WHAT THE TASK ASKS: Give every line from the entries that contains "name".

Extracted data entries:

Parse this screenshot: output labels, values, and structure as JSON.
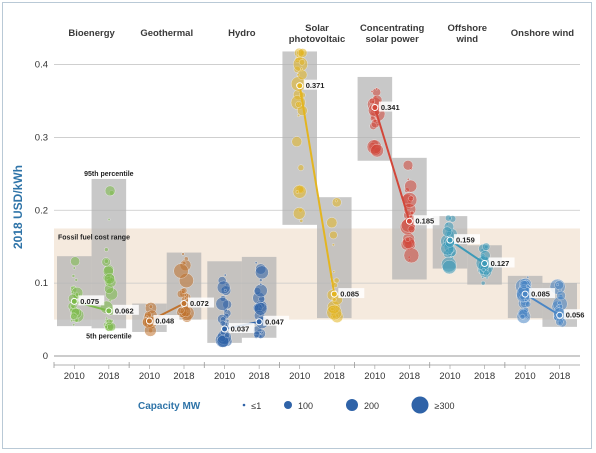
{
  "chart_data": {
    "type": "scatter",
    "ylabel": "2018 USD/kWh",
    "ylim": [
      0,
      0.42
    ],
    "yticks": [
      "0",
      "0.1",
      "0.2",
      "0.3",
      "0.4"
    ],
    "fossil_band": {
      "label": "Fossil fuel cost range",
      "min": 0.05,
      "max": 0.175
    },
    "percentile_labels": {
      "upper": "95th percentile",
      "lower": "5th percentile"
    },
    "categories": [
      {
        "name": "Bioenergy",
        "color": "#7cbb4a",
        "years": [
          {
            "year": "2010",
            "band": [
              0.041,
              0.137
            ],
            "lcoe": 0.075,
            "label": "0.075"
          },
          {
            "year": "2018",
            "band": [
              0.038,
              0.243
            ],
            "lcoe": 0.062,
            "label": "0.062"
          }
        ]
      },
      {
        "name": "Geothermal",
        "color": "#c0732e",
        "years": [
          {
            "year": "2010",
            "band": [
              0.033,
              0.072
            ],
            "lcoe": 0.048,
            "label": "0.048"
          },
          {
            "year": "2018",
            "band": [
              0.05,
              0.142
            ],
            "lcoe": 0.072,
            "label": "0.072"
          }
        ]
      },
      {
        "name": "Hydro",
        "color": "#2f63a8",
        "years": [
          {
            "year": "2010",
            "band": [
              0.018,
              0.13
            ],
            "lcoe": 0.037,
            "label": "0.037"
          },
          {
            "year": "2018",
            "band": [
              0.025,
              0.136
            ],
            "lcoe": 0.047,
            "label": "0.047"
          }
        ]
      },
      {
        "name": "Solar photovoltaic",
        "color": "#e3b521",
        "years": [
          {
            "year": "2010",
            "band": [
              0.18,
              0.418
            ],
            "lcoe": 0.371,
            "label": "0.371"
          },
          {
            "year": "2018",
            "band": [
              0.052,
              0.218
            ],
            "lcoe": 0.085,
            "label": "0.085"
          }
        ]
      },
      {
        "name": "Concentrating solar power",
        "color": "#d2473a",
        "years": [
          {
            "year": "2010",
            "band": [
              0.268,
              0.383
            ],
            "lcoe": 0.341,
            "label": "0.341"
          },
          {
            "year": "2018",
            "band": [
              0.105,
              0.272
            ],
            "lcoe": 0.185,
            "label": "0.185"
          }
        ]
      },
      {
        "name": "Offshore wind",
        "color": "#3c9ab8",
        "years": [
          {
            "year": "2010",
            "band": [
              0.12,
              0.192
            ],
            "lcoe": 0.159,
            "label": "0.159"
          },
          {
            "year": "2018",
            "band": [
              0.098,
              0.152
            ],
            "lcoe": 0.127,
            "label": "0.127"
          }
        ]
      },
      {
        "name": "Onshore wind",
        "color": "#4a86c5",
        "years": [
          {
            "year": "2010",
            "band": [
              0.052,
              0.11
            ],
            "lcoe": 0.085,
            "label": "0.085"
          },
          {
            "year": "2018",
            "band": [
              0.04,
              0.1
            ],
            "lcoe": 0.056,
            "label": "0.056"
          }
        ]
      }
    ],
    "legend": {
      "title": "Capacity MW",
      "entries": [
        "≤1",
        "100",
        "200",
        "≥300"
      ]
    }
  }
}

ANSWER IN FULL:
        "name": "Bioenergy",
        "name": "Geothermal",
        "name": "Hydro",
        "name": "Solar photovoltaic",
        "name": "Concentrating solar power",
        "name": "Offshore wind",
        "name": "Onshore wind",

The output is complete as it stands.